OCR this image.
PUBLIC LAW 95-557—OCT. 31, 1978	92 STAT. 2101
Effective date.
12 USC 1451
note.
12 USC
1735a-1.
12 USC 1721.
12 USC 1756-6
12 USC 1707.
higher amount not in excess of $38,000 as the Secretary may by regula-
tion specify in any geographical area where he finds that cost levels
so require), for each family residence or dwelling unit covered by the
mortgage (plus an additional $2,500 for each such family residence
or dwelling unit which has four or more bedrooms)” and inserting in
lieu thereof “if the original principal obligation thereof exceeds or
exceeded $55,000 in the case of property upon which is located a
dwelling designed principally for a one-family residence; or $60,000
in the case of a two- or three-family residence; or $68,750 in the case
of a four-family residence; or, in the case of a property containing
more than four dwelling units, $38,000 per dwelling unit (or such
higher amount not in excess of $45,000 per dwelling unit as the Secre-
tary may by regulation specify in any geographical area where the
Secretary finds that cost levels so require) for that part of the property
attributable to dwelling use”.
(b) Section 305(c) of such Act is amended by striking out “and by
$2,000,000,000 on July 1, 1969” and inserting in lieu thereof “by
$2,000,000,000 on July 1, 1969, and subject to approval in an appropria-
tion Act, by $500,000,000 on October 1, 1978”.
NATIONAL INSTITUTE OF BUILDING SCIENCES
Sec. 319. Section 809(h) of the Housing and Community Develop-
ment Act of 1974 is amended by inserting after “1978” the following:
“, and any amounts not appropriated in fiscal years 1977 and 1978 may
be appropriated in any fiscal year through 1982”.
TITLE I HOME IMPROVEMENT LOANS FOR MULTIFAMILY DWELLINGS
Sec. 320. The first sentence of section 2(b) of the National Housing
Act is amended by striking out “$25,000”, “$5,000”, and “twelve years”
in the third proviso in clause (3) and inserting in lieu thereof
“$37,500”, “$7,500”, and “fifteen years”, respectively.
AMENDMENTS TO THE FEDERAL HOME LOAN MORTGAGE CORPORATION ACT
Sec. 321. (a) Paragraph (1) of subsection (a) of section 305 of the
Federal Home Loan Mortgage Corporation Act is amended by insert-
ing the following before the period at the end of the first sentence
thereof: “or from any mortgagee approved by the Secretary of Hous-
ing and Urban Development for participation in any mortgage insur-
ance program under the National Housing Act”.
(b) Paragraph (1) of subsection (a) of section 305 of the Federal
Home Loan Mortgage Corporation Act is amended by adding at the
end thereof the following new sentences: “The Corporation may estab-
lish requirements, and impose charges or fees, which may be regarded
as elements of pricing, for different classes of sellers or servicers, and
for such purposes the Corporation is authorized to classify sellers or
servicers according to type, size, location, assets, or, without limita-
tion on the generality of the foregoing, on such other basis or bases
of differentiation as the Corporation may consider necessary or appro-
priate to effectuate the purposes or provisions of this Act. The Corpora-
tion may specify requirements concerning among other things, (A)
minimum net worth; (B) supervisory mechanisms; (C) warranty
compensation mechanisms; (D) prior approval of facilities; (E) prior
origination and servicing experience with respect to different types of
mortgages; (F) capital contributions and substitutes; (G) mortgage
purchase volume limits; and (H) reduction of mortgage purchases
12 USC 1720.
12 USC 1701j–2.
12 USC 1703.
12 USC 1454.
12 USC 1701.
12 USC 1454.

**WHAT THIS TASK INVOLVES**
Please reproduce all of the entries exactly as they stand.

**EXERCISE SOLUTION**
OCR this image.
PUBLIC LAW 95-557—OCT. 31, 1978	92 STAT. 2101
Effective date.
12 USC 1451
note.
12 USC
1735a-1.
12 USC 1721.
12 USC 1756-6
12 USC 1707.
higher amount not in excess of $38,000 as the Secretary may by regula-
tion specify in any geographical area where he finds that cost levels
so require), for each family residence or dwelling unit covered by the
mortgage (plus an additional $2,500 for each such family residence
or dwelling unit which has four or more bedrooms)” and inserting in
lieu thereof “if the original principal obligation thereof exceeds or
exceeded $55,000 in the case of property upon which is located a
dwelling designed principally for a one-family residence; or $60,000
in the case of a two- or three-family residence; or $68,750 in the case
of a four-family residence; or, in the case of a property containing
more than four dwelling units, $38,000 per dwelling unit (or such
higher amount not in excess of $45,000 per dwelling unit as the Secre-
tary may by regulation specify in any geographical area where the
Secretary finds that cost levels so require) for that part of the property
attributable to dwelling use”.
(b) Section 305(c) of such Act is amended by striking out “and by
$2,000,000,000 on July 1, 1969” and inserting in lieu thereof “by
$2,000,000,000 on July 1, 1969, and subject to approval in an appropria-
tion Act, by $500,000,000 on October 1, 1978”.
NATIONAL INSTITUTE OF BUILDING SCIENCES
Sec. 319. Section 809(h) of the Housing and Community Develop-
ment Act of 1974 is amended by inserting after “1978” the following:
“, and any amounts not appropriated in fiscal years 1977 and 1978 may
be appropriated in any fiscal year through 1982”.
TITLE I HOME IMPROVEMENT LOANS FOR MULTIFAMILY DWELLINGS
Sec. 320. The first sentence of section 2(b) of the National Housing
Act is amended by striking out “$25,000”, “$5,000”, and “twelve years”
in the third proviso in clause (3) and inserting in lieu thereof
“$37,500”, “$7,500”, and “fifteen years”, respectively.
AMENDMENTS TO THE FEDERAL HOME LOAN MORTGAGE CORPORATION ACT
Sec. 321. (a) Paragraph (1) of subsection (a) of section 305 of the
Federal Home Loan Mortgage Corporation Act is amended by insert-
ing the following before the period at the end of the first sentence
thereof: “or from any mortgagee approved by the Secretary of Hous-
ing and Urban Development for participation in any mortgage insur-
ance program under the National Housing Act”.
(b) Paragraph (1) of subsection (a) of section 305 of the Federal
Home Loan Mortgage Corporation Act is amended by adding at the
end thereof the following new sentences: “The Corporation may estab-
lish requirements, and impose charges or fees, which may be regarded
as elements of pricing, for different classes of sellers or servicers, and
for such purposes the Corporation is authorized to classify sellers or
servicers according to type, size, location, assets, or, without limita-
tion on the generality of the foregoing, on such other basis or bases
of differentiation as the Corporation may consider necessary or appro-
priate to effectuate the purposes or provisions of this Act. The Corpora-
tion may specify requirements concerning among other things, (A)
minimum net worth; (B) supervisory mechanisms; (C) warranty
compensation mechanisms; (D) prior approval of facilities; (E) prior
origination and servicing experience with respect to different types of
mortgages; (F) capital contributions and substitutes; (G) mortgage
purchase volume limits; and (H) reduction of mortgage purchases
12 USC 1720.
12 USC 1701j–2.
12 USC 1703.
12 USC 1454.
12 USC 1701.
12 USC 1454.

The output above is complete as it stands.